→ Exercise description: Quote every line below exactly as it reads.

════════════════════

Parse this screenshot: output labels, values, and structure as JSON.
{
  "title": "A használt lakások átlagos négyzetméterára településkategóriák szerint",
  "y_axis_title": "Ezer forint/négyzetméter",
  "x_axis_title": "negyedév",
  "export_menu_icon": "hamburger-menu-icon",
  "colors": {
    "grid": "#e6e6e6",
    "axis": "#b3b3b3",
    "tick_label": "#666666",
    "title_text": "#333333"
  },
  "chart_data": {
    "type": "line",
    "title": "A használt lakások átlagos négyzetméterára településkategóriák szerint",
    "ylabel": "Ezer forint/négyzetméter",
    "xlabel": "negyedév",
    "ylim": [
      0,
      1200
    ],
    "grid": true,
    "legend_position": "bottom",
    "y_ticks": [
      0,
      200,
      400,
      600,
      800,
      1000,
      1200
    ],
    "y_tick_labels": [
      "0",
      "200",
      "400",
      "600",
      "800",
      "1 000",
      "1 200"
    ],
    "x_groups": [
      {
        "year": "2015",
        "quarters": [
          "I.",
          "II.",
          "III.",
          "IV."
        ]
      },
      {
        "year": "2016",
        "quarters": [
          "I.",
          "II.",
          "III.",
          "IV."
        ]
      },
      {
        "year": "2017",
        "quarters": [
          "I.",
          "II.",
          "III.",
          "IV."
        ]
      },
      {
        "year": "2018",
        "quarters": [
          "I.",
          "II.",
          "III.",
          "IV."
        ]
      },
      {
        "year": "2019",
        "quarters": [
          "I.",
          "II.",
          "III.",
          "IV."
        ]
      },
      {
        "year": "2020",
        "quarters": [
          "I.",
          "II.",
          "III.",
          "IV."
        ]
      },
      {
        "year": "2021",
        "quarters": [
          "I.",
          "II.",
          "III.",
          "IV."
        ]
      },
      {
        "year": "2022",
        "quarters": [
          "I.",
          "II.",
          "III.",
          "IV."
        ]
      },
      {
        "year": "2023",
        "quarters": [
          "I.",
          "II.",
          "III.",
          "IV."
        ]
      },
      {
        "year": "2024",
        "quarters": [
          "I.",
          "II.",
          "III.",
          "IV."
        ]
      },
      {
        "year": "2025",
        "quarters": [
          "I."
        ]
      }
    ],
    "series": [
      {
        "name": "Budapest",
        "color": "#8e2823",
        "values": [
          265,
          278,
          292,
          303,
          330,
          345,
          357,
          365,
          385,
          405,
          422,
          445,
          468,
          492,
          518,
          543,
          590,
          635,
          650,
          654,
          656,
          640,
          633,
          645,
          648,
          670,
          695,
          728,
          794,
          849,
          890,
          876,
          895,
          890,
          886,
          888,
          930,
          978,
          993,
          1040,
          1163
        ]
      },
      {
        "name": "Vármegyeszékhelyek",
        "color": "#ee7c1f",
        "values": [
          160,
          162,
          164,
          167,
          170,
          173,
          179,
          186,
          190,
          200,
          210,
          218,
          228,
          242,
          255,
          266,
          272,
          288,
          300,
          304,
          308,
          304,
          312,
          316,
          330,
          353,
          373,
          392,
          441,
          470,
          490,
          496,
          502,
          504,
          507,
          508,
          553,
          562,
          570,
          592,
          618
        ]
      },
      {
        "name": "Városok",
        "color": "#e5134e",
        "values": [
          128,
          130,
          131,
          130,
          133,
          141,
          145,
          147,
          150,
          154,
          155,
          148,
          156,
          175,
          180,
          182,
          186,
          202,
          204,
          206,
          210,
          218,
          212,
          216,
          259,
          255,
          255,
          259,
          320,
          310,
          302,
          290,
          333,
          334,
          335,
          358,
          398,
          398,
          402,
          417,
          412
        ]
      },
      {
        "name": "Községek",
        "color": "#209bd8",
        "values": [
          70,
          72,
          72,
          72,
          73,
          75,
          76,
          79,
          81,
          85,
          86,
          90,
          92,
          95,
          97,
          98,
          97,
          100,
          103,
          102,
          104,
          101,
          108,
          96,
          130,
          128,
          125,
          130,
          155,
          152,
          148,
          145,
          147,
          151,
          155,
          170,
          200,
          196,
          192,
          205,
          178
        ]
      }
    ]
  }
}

════════════════════

→ Written response:
Parse this screenshot: output labels, values, and structure as JSON.
{
  "title": "A használt lakások átlagos négyzetméterára településkategóriák szerint",
  "y_axis_title": "Ezer forint/négyzetméter",
  "x_axis_title": "negyedév",
  "export_menu_icon": "hamburger-menu-icon",
  "colors": {
    "grid": "#e6e6e6",
    "axis": "#b3b3b3",
    "tick_label": "#666666",
    "title_text": "#333333"
  },
  "chart_data": {
    "type": "line",
    "title": "A használt lakások átlagos négyzetméterára településkategóriák szerint",
    "ylabel": "Ezer forint/négyzetméter",
    "xlabel": "negyedév",
    "ylim": [
      0,
      1200
    ],
    "grid": true,
    "legend_position": "bottom",
    "y_ticks": [
      0,
      200,
      400,
      600,
      800,
      1000,
      1200
    ],
    "y_tick_labels": [
      "0",
      "200",
      "400",
      "600",
      "800",
      "1 000",
      "1 200"
    ],
    "x_groups": [
      {
        "year": "2015",
        "quarters": [
          "I.",
          "II.",
          "III.",
          "IV."
        ]
      },
      {
        "year": "2016",
        "quarters": [
          "I.",
          "II.",
          "III.",
          "IV."
        ]
      },
      {
        "year": "2017",
        "quarters": [
          "I.",
          "II.",
          "III.",
          "IV."
        ]
      },
      {
        "year": "2018",
        "quarters": [
          "I.",
          "II.",
          "III.",
          "IV."
        ]
      },
      {
        "year": "2019",
        "quarters": [
          "I.",
          "II.",
          "III.",
          "IV."
        ]
      },
      {
        "year": "2020",
        "quarters": [
          "I.",
          "II.",
          "III.",
          "IV."
        ]
      },
      {
        "year": "2021",
        "quarters": [
          "I.",
          "II.",
          "III.",
          "IV."
        ]
      },
      {
        "year": "2022",
        "quarters": [
          "I.",
          "II.",
          "III.",
          "IV."
        ]
      },
      {
        "year": "2023",
        "quarters": [
          "I.",
          "II.",
          "III.",
          "IV."
        ]
      },
      {
        "year": "2024",
        "quarters": [
          "I.",
          "II.",
          "III.",
          "IV."
        ]
      },
      {
        "year": "2025",
        "quarters": [
          "I."
        ]
      }
    ],
    "series": [
      {
        "name": "Budapest",
        "color": "#8e2823",
        "values": [
          265,
          278,
          292,
          303,
          330,
          345,
          357,
          365,
          385,
          405,
          422,
          445,
          468,
          492,
          518,
          543,
          590,
          635,
          650,
          654,
          656,
          640,
          633,
          645,
          648,
          670,
          695,
          728,
          794,
          849,
          890,
          876,
          895,
          890,
          886,
          888,
          930,
          978,
          993,
          1040,
          1163
        ]
      },
      {
        "name": "Vármegyeszékhelyek",
        "color": "#ee7c1f",
        "values": [
          160,
          162,
          164,
          167,
          170,
          173,
          179,
          186,
          190,
          200,
          210,
          218,
          228,
          242,
          255,
          266,
          272,
          288,
          300,
          304,
          308,
          304,
          312,
          316,
          330,
          353,
          373,
          392,
          441,
          470,
          490,
          496,
          502,
          504,
          507,
          508,
          553,
          562,
          570,
          592,
          618
        ]
      },
      {
        "name": "Városok",
        "color": "#e5134e",
        "values": [
          128,
          130,
          131,
          130,
          133,
          141,
          145,
          147,
          150,
          154,
          155,
          148,
          156,
          175,
          180,
          182,
          186,
          202,
          204,
          206,
          210,
          218,
          212,
          216,
          259,
          255,
          255,
          259,
          320,
          310,
          302,
          290,
          333,
          334,
          335,
          358,
          398,
          398,
          402,
          417,
          412
        ]
      },
      {
        "name": "Községek",
        "color": "#209bd8",
        "values": [
          70,
          72,
          72,
          72,
          73,
          75,
          76,
          79,
          81,
          85,
          86,
          90,
          92,
          95,
          97,
          98,
          97,
          100,
          103,
          102,
          104,
          101,
          108,
          96,
          130,
          128,
          125,
          130,
          155,
          152,
          148,
          145,
          147,
          151,
          155,
          170,
          200,
          196,
          192,
          205,
          178
        ]
      }
    ]
  }
}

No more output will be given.